Records provided:
------------------------
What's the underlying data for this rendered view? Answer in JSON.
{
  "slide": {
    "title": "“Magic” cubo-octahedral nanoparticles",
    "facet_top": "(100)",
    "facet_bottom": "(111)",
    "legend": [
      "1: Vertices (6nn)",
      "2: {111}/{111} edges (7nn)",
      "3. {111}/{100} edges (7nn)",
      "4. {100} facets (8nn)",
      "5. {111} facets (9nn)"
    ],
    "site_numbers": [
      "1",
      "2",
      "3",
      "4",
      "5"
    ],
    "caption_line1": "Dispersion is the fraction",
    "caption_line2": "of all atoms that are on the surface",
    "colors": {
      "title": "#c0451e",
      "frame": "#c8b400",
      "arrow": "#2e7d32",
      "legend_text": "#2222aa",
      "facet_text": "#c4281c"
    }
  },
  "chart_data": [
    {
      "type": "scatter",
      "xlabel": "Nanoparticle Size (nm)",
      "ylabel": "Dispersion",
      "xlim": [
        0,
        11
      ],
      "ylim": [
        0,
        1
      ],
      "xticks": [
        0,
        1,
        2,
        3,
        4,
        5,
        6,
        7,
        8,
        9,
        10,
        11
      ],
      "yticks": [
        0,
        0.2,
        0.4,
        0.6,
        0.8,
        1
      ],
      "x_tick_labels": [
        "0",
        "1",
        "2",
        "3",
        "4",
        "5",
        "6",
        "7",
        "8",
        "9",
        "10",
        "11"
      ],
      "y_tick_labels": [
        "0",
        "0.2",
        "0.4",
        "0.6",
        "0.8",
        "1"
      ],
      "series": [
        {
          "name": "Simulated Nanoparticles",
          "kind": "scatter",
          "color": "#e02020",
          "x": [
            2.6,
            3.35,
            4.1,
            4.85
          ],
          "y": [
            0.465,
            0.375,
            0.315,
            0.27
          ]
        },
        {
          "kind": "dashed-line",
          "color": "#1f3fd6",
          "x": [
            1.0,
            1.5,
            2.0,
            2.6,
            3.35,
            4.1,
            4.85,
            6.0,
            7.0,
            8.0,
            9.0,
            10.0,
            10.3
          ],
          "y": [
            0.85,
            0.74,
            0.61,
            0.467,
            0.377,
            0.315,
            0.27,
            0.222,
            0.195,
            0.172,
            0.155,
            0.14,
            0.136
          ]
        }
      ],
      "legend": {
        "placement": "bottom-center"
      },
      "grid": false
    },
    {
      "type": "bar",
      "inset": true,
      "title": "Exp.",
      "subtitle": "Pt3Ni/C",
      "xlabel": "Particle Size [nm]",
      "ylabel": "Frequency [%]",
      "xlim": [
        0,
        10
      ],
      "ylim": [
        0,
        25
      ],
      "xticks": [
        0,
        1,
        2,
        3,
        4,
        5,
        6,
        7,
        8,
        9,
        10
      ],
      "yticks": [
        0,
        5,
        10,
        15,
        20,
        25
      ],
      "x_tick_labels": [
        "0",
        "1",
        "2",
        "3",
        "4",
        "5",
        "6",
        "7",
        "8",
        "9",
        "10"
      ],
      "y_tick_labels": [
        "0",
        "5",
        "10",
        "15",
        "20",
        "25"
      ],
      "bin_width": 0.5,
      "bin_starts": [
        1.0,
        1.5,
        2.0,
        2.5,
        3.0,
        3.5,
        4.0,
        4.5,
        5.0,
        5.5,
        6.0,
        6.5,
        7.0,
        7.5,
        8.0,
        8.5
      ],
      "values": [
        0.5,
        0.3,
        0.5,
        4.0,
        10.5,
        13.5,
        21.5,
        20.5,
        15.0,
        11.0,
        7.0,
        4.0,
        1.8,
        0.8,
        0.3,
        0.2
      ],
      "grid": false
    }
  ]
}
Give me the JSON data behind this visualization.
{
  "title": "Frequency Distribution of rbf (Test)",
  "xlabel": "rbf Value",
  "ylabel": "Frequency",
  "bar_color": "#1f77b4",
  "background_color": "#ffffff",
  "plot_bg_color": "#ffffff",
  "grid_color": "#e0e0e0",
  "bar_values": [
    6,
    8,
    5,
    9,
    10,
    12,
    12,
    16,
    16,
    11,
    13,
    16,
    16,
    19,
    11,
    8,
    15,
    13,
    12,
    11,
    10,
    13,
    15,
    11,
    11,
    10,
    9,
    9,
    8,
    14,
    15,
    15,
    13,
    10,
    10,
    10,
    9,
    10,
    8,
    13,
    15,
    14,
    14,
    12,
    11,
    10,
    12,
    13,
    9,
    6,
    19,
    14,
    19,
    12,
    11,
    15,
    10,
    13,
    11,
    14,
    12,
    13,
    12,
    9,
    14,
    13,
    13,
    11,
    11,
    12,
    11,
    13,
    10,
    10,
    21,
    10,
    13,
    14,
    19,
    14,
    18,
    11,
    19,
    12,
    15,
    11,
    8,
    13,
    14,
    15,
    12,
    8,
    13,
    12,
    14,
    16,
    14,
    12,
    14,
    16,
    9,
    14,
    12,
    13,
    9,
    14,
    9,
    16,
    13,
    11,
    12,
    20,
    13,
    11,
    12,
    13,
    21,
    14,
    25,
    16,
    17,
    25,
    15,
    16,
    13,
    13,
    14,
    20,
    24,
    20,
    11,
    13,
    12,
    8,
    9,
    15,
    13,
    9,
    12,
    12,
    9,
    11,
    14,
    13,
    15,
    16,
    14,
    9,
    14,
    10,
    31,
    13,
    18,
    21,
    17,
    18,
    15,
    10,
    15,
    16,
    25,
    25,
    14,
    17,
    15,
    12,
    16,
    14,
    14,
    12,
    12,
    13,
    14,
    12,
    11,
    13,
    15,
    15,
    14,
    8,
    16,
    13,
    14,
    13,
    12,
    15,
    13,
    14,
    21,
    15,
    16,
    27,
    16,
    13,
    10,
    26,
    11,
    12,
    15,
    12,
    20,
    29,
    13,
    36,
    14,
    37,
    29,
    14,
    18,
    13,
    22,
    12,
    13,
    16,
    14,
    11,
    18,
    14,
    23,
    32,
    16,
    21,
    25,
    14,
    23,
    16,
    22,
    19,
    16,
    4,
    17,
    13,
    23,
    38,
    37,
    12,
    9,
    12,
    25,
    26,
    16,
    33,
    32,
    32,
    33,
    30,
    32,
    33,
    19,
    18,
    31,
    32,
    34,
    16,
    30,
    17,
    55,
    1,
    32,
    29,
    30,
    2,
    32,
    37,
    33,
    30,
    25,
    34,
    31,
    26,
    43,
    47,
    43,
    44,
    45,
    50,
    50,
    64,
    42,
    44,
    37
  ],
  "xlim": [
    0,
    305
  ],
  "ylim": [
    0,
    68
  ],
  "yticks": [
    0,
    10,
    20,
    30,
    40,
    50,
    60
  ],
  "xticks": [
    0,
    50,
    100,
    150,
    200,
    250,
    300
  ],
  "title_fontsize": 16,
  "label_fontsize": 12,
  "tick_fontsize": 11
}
------------------------
Return the listing above in full, character for character.

Reply to the task:
What's the underlying data for this rendered view? Answer in JSON.
{
  "slide": {
    "title": "“Magic” cubo-octahedral nanoparticles",
    "facet_top": "(100)",
    "facet_bottom": "(111)",
    "legend": [
      "1: Vertices (6nn)",
      "2: {111}/{111} edges (7nn)",
      "3. {111}/{100} edges (7nn)",
      "4. {100} facets (8nn)",
      "5. {111} facets (9nn)"
    ],
    "site_numbers": [
      "1",
      "2",
      "3",
      "4",
      "5"
    ],
    "caption_line1": "Dispersion is the fraction",
    "caption_line2": "of all atoms that are on the surface",
    "colors": {
      "title": "#c0451e",
      "frame": "#c8b400",
      "arrow": "#2e7d32",
      "legend_text": "#2222aa",
      "facet_text": "#c4281c"
    }
  },
  "chart_data": [
    {
      "type": "scatter",
      "xlabel": "Nanoparticle Size (nm)",
      "ylabel": "Dispersion",
      "xlim": [
        0,
        11
      ],
      "ylim": [
        0,
        1
      ],
      "xticks": [
        0,
        1,
        2,
        3,
        4,
        5,
        6,
        7,
        8,
        9,
        10,
        11
      ],
      "yticks": [
        0,
        0.2,
        0.4,
        0.6,
        0.8,
        1
      ],
      "x_tick_labels": [
        "0",
        "1",
        "2",
        "3",
        "4",
        "5",
        "6",
        "7",
        "8",
        "9",
        "10",
        "11"
      ],
      "y_tick_labels": [
        "0",
        "0.2",
        "0.4",
        "0.6",
        "0.8",
        "1"
      ],
      "series": [
        {
          "name": "Simulated Nanoparticles",
          "kind": "scatter",
          "color": "#e02020",
          "x": [
            2.6,
            3.35,
            4.1,
            4.85
          ],
          "y": [
            0.465,
            0.375,
            0.315,
            0.27
          ]
        },
        {
          "kind": "dashed-line",
          "color": "#1f3fd6",
          "x": [
            1.0,
            1.5,
            2.0,
            2.6,
            3.35,
            4.1,
            4.85,
            6.0,
            7.0,
            8.0,
            9.0,
            10.0,
            10.3
          ],
          "y": [
            0.85,
            0.74,
            0.61,
            0.467,
            0.377,
            0.315,
            0.27,
            0.222,
            0.195,
            0.172,
            0.155,
            0.14,
            0.136
          ]
        }
      ],
      "legend": {
        "placement": "bottom-center"
      },
      "grid": false
    },
    {
      "type": "bar",
      "inset": true,
      "title": "Exp.",
      "subtitle": "Pt3Ni/C",
      "xlabel": "Particle Size [nm]",
      "ylabel": "Frequency [%]",
      "xlim": [
        0,
        10
      ],
      "ylim": [
        0,
        25
      ],
      "xticks": [
        0,
        1,
        2,
        3,
        4,
        5,
        6,
        7,
        8,
        9,
        10
      ],
      "yticks": [
        0,
        5,
        10,
        15,
        20,
        25
      ],
      "x_tick_labels": [
        "0",
        "1",
        "2",
        "3",
        "4",
        "5",
        "6",
        "7",
        "8",
        "9",
        "10"
      ],
      "y_tick_labels": [
        "0",
        "5",
        "10",
        "15",
        "20",
        "25"
      ],
      "bin_width": 0.5,
      "bin_starts": [
        1.0,
        1.5,
        2.0,
        2.5,
        3.0,
        3.5,
        4.0,
        4.5,
        5.0,
        5.5,
        6.0,
        6.5,
        7.0,
        7.5,
        8.0,
        8.5
      ],
      "values": [
        0.5,
        0.3,
        0.5,
        4.0,
        10.5,
        13.5,
        21.5,
        20.5,
        15.0,
        11.0,
        7.0,
        4.0,
        1.8,
        0.8,
        0.3,
        0.2
      ],
      "grid": false
    }
  ]
}
Give me the JSON data behind this visualization.
{
  "title": "Frequency Distribution of rbf (Test)",
  "xlabel": "rbf Value",
  "ylabel": "Frequency",
  "bar_color": "#1f77b4",
  "background_color": "#ffffff",
  "plot_bg_color": "#ffffff",
  "grid_color": "#e0e0e0",
  "bar_values": [
    6,
    8,
    5,
    9,
    10,
    12,
    12,
    16,
    16,
    11,
    13,
    16,
    16,
    19,
    11,
    8,
    15,
    13,
    12,
    11,
    10,
    13,
    15,
    11,
    11,
    10,
    9,
    9,
    8,
    14,
    15,
    15,
    13,
    10,
    10,
    10,
    9,
    10,
    8,
    13,
    15,
    14,
    14,
    12,
    11,
    10,
    12,
    13,
    9,
    6,
    19,
    14,
    19,
    12,
    11,
    15,
    10,
    13,
    11,
    14,
    12,
    13,
    12,
    9,
    14,
    13,
    13,
    11,
    11,
    12,
    11,
    13,
    10,
    10,
    21,
    10,
    13,
    14,
    19,
    14,
    18,
    11,
    19,
    12,
    15,
    11,
    8,
    13,
    14,
    15,
    12,
    8,
    13,
    12,
    14,
    16,
    14,
    12,
    14,
    16,
    9,
    14,
    12,
    13,
    9,
    14,
    9,
    16,
    13,
    11,
    12,
    20,
    13,
    11,
    12,
    13,
    21,
    14,
    25,
    16,
    17,
    25,
    15,
    16,
    13,
    13,
    14,
    20,
    24,
    20,
    11,
    13,
    12,
    8,
    9,
    15,
    13,
    9,
    12,
    12,
    9,
    11,
    14,
    13,
    15,
    16,
    14,
    9,
    14,
    10,
    31,
    13,
    18,
    21,
    17,
    18,
    15,
    10,
    15,
    16,
    25,
    25,
    14,
    17,
    15,
    12,
    16,
    14,
    14,
    12,
    12,
    13,
    14,
    12,
    11,
    13,
    15,
    15,
    14,
    8,
    16,
    13,
    14,
    13,
    12,
    15,
    13,
    14,
    21,
    15,
    16,
    27,
    16,
    13,
    10,
    26,
    11,
    12,
    15,
    12,
    20,
    29,
    13,
    36,
    14,
    37,
    29,
    14,
    18,
    13,
    22,
    12,
    13,
    16,
    14,
    11,
    18,
    14,
    23,
    32,
    16,
    21,
    25,
    14,
    23,
    16,
    22,
    19,
    16,
    4,
    17,
    13,
    23,
    38,
    37,
    12,
    9,
    12,
    25,
    26,
    16,
    33,
    32,
    32,
    33,
    30,
    32,
    33,
    19,
    18,
    31,
    32,
    34,
    16,
    30,
    17,
    55,
    1,
    32,
    29,
    30,
    2,
    32,
    37,
    33,
    30,
    25,
    34,
    31,
    26,
    43,
    47,
    43,
    44,
    45,
    50,
    50,
    64,
    42,
    44,
    37
  ],
  "xlim": [
    0,
    305
  ],
  "ylim": [
    0,
    68
  ],
  "yticks": [
    0,
    10,
    20,
    30,
    40,
    50,
    60
  ],
  "xticks": [
    0,
    50,
    100,
    150,
    200,
    250,
    300
  ],
  "title_fontsize": 16,
  "label_fontsize": 12,
  "tick_fontsize": 11
}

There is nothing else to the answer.